— Instruction —
Below are some entries. Output each one exactly as it appears.

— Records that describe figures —

......

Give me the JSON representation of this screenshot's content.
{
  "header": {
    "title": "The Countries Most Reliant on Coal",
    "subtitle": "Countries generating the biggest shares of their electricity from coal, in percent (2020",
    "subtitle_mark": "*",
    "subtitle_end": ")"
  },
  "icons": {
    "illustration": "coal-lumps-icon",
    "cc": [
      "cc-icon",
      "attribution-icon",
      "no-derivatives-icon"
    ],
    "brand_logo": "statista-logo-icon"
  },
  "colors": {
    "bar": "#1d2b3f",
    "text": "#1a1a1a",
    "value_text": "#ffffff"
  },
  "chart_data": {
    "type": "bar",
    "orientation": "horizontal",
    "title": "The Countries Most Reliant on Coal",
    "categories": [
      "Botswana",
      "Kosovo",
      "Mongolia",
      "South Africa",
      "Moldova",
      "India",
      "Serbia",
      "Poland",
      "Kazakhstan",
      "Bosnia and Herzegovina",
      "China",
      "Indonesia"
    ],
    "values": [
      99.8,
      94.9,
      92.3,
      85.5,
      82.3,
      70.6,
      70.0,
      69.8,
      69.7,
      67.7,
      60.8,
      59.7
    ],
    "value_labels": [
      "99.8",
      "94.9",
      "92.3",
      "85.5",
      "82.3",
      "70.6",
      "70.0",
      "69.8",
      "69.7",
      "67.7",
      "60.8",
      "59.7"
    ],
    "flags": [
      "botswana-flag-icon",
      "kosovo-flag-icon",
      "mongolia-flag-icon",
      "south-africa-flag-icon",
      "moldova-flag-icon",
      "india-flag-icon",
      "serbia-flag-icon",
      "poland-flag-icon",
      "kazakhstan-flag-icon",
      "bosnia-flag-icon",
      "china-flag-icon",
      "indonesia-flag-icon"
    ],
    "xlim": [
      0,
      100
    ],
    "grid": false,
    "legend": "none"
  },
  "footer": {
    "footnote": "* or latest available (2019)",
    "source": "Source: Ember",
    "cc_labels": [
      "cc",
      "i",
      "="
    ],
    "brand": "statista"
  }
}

......

— Correct result —
Give me the JSON representation of this screenshot's content.
{
  "header": {
    "title": "The Countries Most Reliant on Coal",
    "subtitle": "Countries generating the biggest shares of their electricity from coal, in percent (2020",
    "subtitle_mark": "*",
    "subtitle_end": ")"
  },
  "icons": {
    "illustration": "coal-lumps-icon",
    "cc": [
      "cc-icon",
      "attribution-icon",
      "no-derivatives-icon"
    ],
    "brand_logo": "statista-logo-icon"
  },
  "colors": {
    "bar": "#1d2b3f",
    "text": "#1a1a1a",
    "value_text": "#ffffff"
  },
  "chart_data": {
    "type": "bar",
    "orientation": "horizontal",
    "title": "The Countries Most Reliant on Coal",
    "categories": [
      "Botswana",
      "Kosovo",
      "Mongolia",
      "South Africa",
      "Moldova",
      "India",
      "Serbia",
      "Poland",
      "Kazakhstan",
      "Bosnia and Herzegovina",
      "China",
      "Indonesia"
    ],
    "values": [
      99.8,
      94.9,
      92.3,
      85.5,
      82.3,
      70.6,
      70.0,
      69.8,
      69.7,
      67.7,
      60.8,
      59.7
    ],
    "value_labels": [
      "99.8",
      "94.9",
      "92.3",
      "85.5",
      "82.3",
      "70.6",
      "70.0",
      "69.8",
      "69.7",
      "67.7",
      "60.8",
      "59.7"
    ],
    "flags": [
      "botswana-flag-icon",
      "kosovo-flag-icon",
      "mongolia-flag-icon",
      "south-africa-flag-icon",
      "moldova-flag-icon",
      "india-flag-icon",
      "serbia-flag-icon",
      "poland-flag-icon",
      "kazakhstan-flag-icon",
      "bosnia-flag-icon",
      "china-flag-icon",
      "indonesia-flag-icon"
    ],
    "xlim": [
      0,
      100
    ],
    "grid": false,
    "legend": "none"
  },
  "footer": {
    "footnote": "* or latest available (2019)",
    "source": "Source: Ember",
    "cc_labels": [
      "cc",
      "i",
      "="
    ],
    "brand": "statista"
  }
}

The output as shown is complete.